===== RECORDS TO USE =====
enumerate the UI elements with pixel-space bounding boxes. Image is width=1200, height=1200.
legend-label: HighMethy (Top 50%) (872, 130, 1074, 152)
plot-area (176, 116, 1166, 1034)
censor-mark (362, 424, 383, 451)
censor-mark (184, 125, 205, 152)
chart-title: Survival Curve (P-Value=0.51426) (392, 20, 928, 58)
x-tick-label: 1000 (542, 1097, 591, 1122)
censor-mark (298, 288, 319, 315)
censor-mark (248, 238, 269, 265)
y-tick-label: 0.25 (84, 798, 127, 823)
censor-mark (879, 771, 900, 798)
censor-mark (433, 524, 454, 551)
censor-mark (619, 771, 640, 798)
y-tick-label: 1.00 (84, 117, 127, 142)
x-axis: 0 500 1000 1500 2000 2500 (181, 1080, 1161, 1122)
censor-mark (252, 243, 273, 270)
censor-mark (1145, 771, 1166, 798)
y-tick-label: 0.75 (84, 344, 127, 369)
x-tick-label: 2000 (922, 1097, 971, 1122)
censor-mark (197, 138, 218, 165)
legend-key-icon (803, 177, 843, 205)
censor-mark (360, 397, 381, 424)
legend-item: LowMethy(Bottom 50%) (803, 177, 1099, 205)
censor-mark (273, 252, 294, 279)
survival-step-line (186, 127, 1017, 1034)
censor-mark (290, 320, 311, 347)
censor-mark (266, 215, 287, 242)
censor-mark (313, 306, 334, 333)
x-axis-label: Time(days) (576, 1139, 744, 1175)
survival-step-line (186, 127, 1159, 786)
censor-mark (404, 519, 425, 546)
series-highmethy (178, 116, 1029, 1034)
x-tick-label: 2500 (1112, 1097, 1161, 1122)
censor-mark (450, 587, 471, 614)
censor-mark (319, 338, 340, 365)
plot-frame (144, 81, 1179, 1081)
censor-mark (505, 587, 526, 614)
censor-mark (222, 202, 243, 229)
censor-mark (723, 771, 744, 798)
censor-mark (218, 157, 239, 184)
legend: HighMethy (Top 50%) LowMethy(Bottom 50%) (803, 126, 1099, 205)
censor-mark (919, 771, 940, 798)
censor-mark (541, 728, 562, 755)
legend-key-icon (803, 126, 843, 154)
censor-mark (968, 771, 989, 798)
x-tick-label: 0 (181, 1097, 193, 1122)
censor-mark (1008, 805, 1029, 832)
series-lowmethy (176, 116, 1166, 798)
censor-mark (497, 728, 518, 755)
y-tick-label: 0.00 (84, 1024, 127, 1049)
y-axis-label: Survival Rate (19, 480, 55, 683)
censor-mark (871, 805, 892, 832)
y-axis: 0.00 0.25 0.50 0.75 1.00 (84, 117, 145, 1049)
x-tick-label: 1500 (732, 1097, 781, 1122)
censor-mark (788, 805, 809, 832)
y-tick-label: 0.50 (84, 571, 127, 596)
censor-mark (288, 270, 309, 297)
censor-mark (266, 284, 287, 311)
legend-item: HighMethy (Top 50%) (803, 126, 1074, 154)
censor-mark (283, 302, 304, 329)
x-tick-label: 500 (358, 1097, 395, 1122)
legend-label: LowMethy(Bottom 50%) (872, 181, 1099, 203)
=====
- [WORK TO COMPLETE]: Print all of the items above again, reproducing every line character for character and keeping the original order.

- [EXERCISE ANSWER]:
enumerate the UI elements with pixel-space bounding boxes. Image is width=1200, height=1200.
legend-label: HighMethy (Top 50%) (872, 130, 1074, 152)
plot-area (176, 116, 1166, 1034)
censor-mark (362, 424, 383, 451)
censor-mark (184, 125, 205, 152)
chart-title: Survival Curve (P-Value=0.51426) (392, 20, 928, 58)
x-tick-label: 1000 (542, 1097, 591, 1122)
censor-mark (298, 288, 319, 315)
censor-mark (248, 238, 269, 265)
y-tick-label: 0.25 (84, 798, 127, 823)
censor-mark (879, 771, 900, 798)
censor-mark (433, 524, 454, 551)
censor-mark (619, 771, 640, 798)
y-tick-label: 1.00 (84, 117, 127, 142)
x-axis: 0 500 1000 1500 2000 2500 (181, 1080, 1161, 1122)
censor-mark (252, 243, 273, 270)
censor-mark (1145, 771, 1166, 798)
y-tick-label: 0.75 (84, 344, 127, 369)
x-tick-label: 2000 (922, 1097, 971, 1122)
censor-mark (197, 138, 218, 165)
legend-key-icon (803, 177, 843, 205)
censor-mark (360, 397, 381, 424)
legend-item: LowMethy(Bottom 50%) (803, 177, 1099, 205)
censor-mark (273, 252, 294, 279)
survival-step-line (186, 127, 1017, 1034)
censor-mark (290, 320, 311, 347)
censor-mark (266, 215, 287, 242)
censor-mark (313, 306, 334, 333)
x-axis-label: Time(days) (576, 1139, 744, 1175)
survival-step-line (186, 127, 1159, 786)
censor-mark (404, 519, 425, 546)
series-highmethy (178, 116, 1029, 1034)
x-tick-label: 2500 (1112, 1097, 1161, 1122)
censor-mark (450, 587, 471, 614)
censor-mark (319, 338, 340, 365)
plot-frame (144, 81, 1179, 1081)
censor-mark (505, 587, 526, 614)
censor-mark (222, 202, 243, 229)
censor-mark (723, 771, 744, 798)
censor-mark (218, 157, 239, 184)
legend: HighMethy (Top 50%) LowMethy(Bottom 50%) (803, 126, 1099, 205)
censor-mark (919, 771, 940, 798)
censor-mark (541, 728, 562, 755)
legend-key-icon (803, 126, 843, 154)
censor-mark (968, 771, 989, 798)
x-tick-label: 0 (181, 1097, 193, 1122)
censor-mark (1008, 805, 1029, 832)
series-lowmethy (176, 116, 1166, 798)
censor-mark (497, 728, 518, 755)
y-tick-label: 0.00 (84, 1024, 127, 1049)
y-axis-label: Survival Rate (19, 480, 55, 683)
censor-mark (871, 805, 892, 832)
y-axis: 0.00 0.25 0.50 0.75 1.00 (84, 117, 145, 1049)
x-tick-label: 1500 (732, 1097, 781, 1122)
censor-mark (788, 805, 809, 832)
y-tick-label: 0.50 (84, 571, 127, 596)
censor-mark (288, 270, 309, 297)
censor-mark (266, 284, 287, 311)
legend-item: HighMethy (Top 50%) (803, 126, 1074, 154)
censor-mark (283, 302, 304, 329)
x-tick-label: 500 (358, 1097, 395, 1122)
legend-label: LowMethy(Bottom 50%) (872, 181, 1099, 203)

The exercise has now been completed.